*Data supplied*
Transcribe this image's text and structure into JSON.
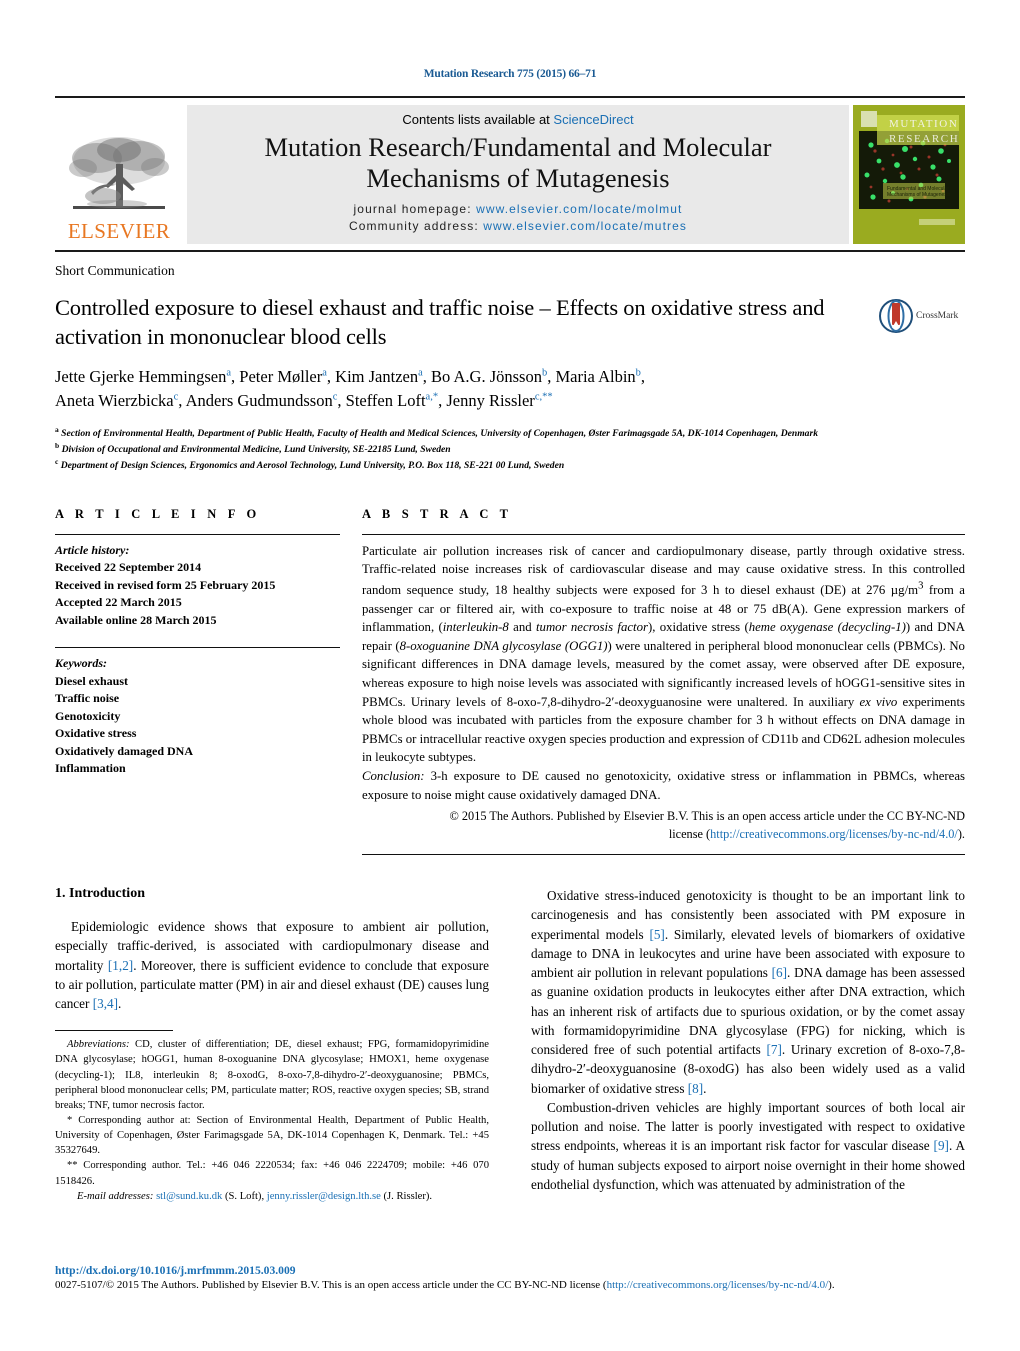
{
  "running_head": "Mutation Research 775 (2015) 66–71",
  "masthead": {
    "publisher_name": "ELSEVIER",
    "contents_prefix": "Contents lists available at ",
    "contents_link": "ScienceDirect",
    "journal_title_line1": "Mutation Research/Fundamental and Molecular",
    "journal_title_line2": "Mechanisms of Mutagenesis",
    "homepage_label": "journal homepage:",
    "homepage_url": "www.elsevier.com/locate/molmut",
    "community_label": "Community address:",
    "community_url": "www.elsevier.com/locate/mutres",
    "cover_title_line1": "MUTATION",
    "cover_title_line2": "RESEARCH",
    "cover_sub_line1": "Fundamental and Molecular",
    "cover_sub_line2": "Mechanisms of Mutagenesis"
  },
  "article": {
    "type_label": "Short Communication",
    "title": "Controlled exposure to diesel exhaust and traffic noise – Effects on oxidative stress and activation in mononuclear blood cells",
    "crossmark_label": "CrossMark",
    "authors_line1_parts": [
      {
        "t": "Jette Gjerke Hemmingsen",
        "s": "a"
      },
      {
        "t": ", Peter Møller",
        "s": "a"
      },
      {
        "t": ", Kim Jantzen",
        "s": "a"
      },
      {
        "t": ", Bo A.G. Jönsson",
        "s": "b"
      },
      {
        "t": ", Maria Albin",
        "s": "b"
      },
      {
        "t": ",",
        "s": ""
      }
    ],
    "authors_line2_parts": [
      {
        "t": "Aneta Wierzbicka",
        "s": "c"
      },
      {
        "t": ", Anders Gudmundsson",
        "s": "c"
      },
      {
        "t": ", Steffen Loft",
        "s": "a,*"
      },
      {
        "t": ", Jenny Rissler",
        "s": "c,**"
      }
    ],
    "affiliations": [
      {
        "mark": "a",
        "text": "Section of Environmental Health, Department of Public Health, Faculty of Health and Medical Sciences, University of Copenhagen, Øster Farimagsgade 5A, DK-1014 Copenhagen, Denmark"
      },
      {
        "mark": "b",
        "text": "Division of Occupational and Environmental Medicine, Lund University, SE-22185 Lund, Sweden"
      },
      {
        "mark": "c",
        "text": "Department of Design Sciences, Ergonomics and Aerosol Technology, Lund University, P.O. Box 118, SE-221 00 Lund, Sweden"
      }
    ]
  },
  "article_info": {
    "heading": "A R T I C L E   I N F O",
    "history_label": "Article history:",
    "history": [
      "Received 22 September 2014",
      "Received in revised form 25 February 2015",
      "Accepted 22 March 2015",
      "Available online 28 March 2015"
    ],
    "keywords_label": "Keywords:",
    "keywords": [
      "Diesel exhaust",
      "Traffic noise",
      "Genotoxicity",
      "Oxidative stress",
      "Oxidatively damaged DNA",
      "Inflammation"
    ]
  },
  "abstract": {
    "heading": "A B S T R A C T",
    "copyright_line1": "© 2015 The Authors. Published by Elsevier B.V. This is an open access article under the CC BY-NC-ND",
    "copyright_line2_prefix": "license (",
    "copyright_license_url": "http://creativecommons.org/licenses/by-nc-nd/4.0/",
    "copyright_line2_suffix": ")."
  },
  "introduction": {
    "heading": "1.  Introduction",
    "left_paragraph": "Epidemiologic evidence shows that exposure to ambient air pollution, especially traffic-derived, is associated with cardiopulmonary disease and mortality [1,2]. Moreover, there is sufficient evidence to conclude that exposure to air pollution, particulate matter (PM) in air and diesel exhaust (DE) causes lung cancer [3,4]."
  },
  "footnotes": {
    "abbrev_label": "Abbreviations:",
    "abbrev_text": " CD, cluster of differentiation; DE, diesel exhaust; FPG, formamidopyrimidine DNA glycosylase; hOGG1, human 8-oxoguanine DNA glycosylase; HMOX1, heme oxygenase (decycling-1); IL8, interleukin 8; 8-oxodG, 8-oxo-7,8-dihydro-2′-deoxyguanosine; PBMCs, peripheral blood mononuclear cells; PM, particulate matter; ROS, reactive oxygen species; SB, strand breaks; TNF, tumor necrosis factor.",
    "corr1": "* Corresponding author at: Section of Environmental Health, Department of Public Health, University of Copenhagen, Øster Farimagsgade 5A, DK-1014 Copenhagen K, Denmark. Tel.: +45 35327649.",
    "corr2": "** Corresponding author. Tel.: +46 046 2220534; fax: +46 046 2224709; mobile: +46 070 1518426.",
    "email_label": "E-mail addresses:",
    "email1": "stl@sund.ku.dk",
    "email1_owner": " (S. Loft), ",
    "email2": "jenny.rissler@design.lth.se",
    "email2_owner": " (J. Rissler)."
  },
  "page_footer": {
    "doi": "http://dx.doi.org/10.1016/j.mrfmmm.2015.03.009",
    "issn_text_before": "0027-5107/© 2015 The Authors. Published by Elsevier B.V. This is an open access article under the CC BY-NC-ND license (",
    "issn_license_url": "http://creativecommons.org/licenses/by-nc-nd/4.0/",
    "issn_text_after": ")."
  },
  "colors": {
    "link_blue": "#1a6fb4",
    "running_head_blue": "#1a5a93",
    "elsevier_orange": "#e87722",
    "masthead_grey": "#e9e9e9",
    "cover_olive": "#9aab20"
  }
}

*What the exercise asks*
Line by line, retype the records above exactly, minus the images.

*Response to the exercise*
Transcribe this image's text and structure into JSON.
{
  "running_head": "Mutation Research 775 (2015) 66–71",
  "masthead": {
    "publisher_name": "ELSEVIER",
    "contents_prefix": "Contents lists available at ",
    "contents_link": "ScienceDirect",
    "journal_title_line1": "Mutation Research/Fundamental and Molecular",
    "journal_title_line2": "Mechanisms of Mutagenesis",
    "homepage_label": "journal homepage:",
    "homepage_url": "www.elsevier.com/locate/molmut",
    "community_label": "Community address:",
    "community_url": "www.elsevier.com/locate/mutres",
    "cover_title_line1": "MUTATION",
    "cover_title_line2": "RESEARCH",
    "cover_sub_line1": "Fundamental and Molecular",
    "cover_sub_line2": "Mechanisms of Mutagenesis"
  },
  "article": {
    "type_label": "Short Communication",
    "title": "Controlled exposure to diesel exhaust and traffic noise – Effects on oxidative stress and activation in mononuclear blood cells",
    "crossmark_label": "CrossMark",
    "authors_line1_parts": [
      {
        "t": "Jette Gjerke Hemmingsen",
        "s": "a"
      },
      {
        "t": ", Peter Møller",
        "s": "a"
      },
      {
        "t": ", Kim Jantzen",
        "s": "a"
      },
      {
        "t": ", Bo A.G. Jönsson",
        "s": "b"
      },
      {
        "t": ", Maria Albin",
        "s": "b"
      },
      {
        "t": ",",
        "s": ""
      }
    ],
    "authors_line2_parts": [
      {
        "t": "Aneta Wierzbicka",
        "s": "c"
      },
      {
        "t": ", Anders Gudmundsson",
        "s": "c"
      },
      {
        "t": ", Steffen Loft",
        "s": "a,*"
      },
      {
        "t": ", Jenny Rissler",
        "s": "c,**"
      }
    ],
    "affiliations": [
      {
        "mark": "a",
        "text": "Section of Environmental Health, Department of Public Health, Faculty of Health and Medical Sciences, University of Copenhagen, Øster Farimagsgade 5A, DK-1014 Copenhagen, Denmark"
      },
      {
        "mark": "b",
        "text": "Division of Occupational and Environmental Medicine, Lund University, SE-22185 Lund, Sweden"
      },
      {
        "mark": "c",
        "text": "Department of Design Sciences, Ergonomics and Aerosol Technology, Lund University, P.O. Box 118, SE-221 00 Lund, Sweden"
      }
    ]
  },
  "article_info": {
    "heading": "A R T I C L E   I N F O",
    "history_label": "Article history:",
    "history": [
      "Received 22 September 2014",
      "Received in revised form 25 February 2015",
      "Accepted 22 March 2015",
      "Available online 28 March 2015"
    ],
    "keywords_label": "Keywords:",
    "keywords": [
      "Diesel exhaust",
      "Traffic noise",
      "Genotoxicity",
      "Oxidative stress",
      "Oxidatively damaged DNA",
      "Inflammation"
    ]
  },
  "abstract": {
    "heading": "A B S T R A C T",
    "copyright_line1": "© 2015 The Authors. Published by Elsevier B.V. This is an open access article under the CC BY-NC-ND",
    "copyright_line2_prefix": "license (",
    "copyright_license_url": "http://creativecommons.org/licenses/by-nc-nd/4.0/",
    "copyright_line2_suffix": ")."
  },
  "introduction": {
    "heading": "1.  Introduction",
    "left_paragraph": "Epidemiologic evidence shows that exposure to ambient air pollution, especially traffic-derived, is associated with cardiopulmonary disease and mortality [1,2]. Moreover, there is sufficient evidence to conclude that exposure to air pollution, particulate matter (PM) in air and diesel exhaust (DE) causes lung cancer [3,4]."
  },
  "footnotes": {
    "abbrev_label": "Abbreviations:",
    "abbrev_text": " CD, cluster of differentiation; DE, diesel exhaust; FPG, formamidopyrimidine DNA glycosylase; hOGG1, human 8-oxoguanine DNA glycosylase; HMOX1, heme oxygenase (decycling-1); IL8, interleukin 8; 8-oxodG, 8-oxo-7,8-dihydro-2′-deoxyguanosine; PBMCs, peripheral blood mononuclear cells; PM, particulate matter; ROS, reactive oxygen species; SB, strand breaks; TNF, tumor necrosis factor.",
    "corr1": "* Corresponding author at: Section of Environmental Health, Department of Public Health, University of Copenhagen, Øster Farimagsgade 5A, DK-1014 Copenhagen K, Denmark. Tel.: +45 35327649.",
    "corr2": "** Corresponding author. Tel.: +46 046 2220534; fax: +46 046 2224709; mobile: +46 070 1518426.",
    "email_label": "E-mail addresses:",
    "email1": "stl@sund.ku.dk",
    "email1_owner": " (S. Loft), ",
    "email2": "jenny.rissler@design.lth.se",
    "email2_owner": " (J. Rissler)."
  },
  "page_footer": {
    "doi": "http://dx.doi.org/10.1016/j.mrfmmm.2015.03.009",
    "issn_text_before": "0027-5107/© 2015 The Authors. Published by Elsevier B.V. This is an open access article under the CC BY-NC-ND license (",
    "issn_license_url": "http://creativecommons.org/licenses/by-nc-nd/4.0/",
    "issn_text_after": ")."
  },
  "colors": {
    "link_blue": "#1a6fb4",
    "running_head_blue": "#1a5a93",
    "elsevier_orange": "#e87722",
    "masthead_grey": "#e9e9e9",
    "cover_olive": "#9aab20"
  }
}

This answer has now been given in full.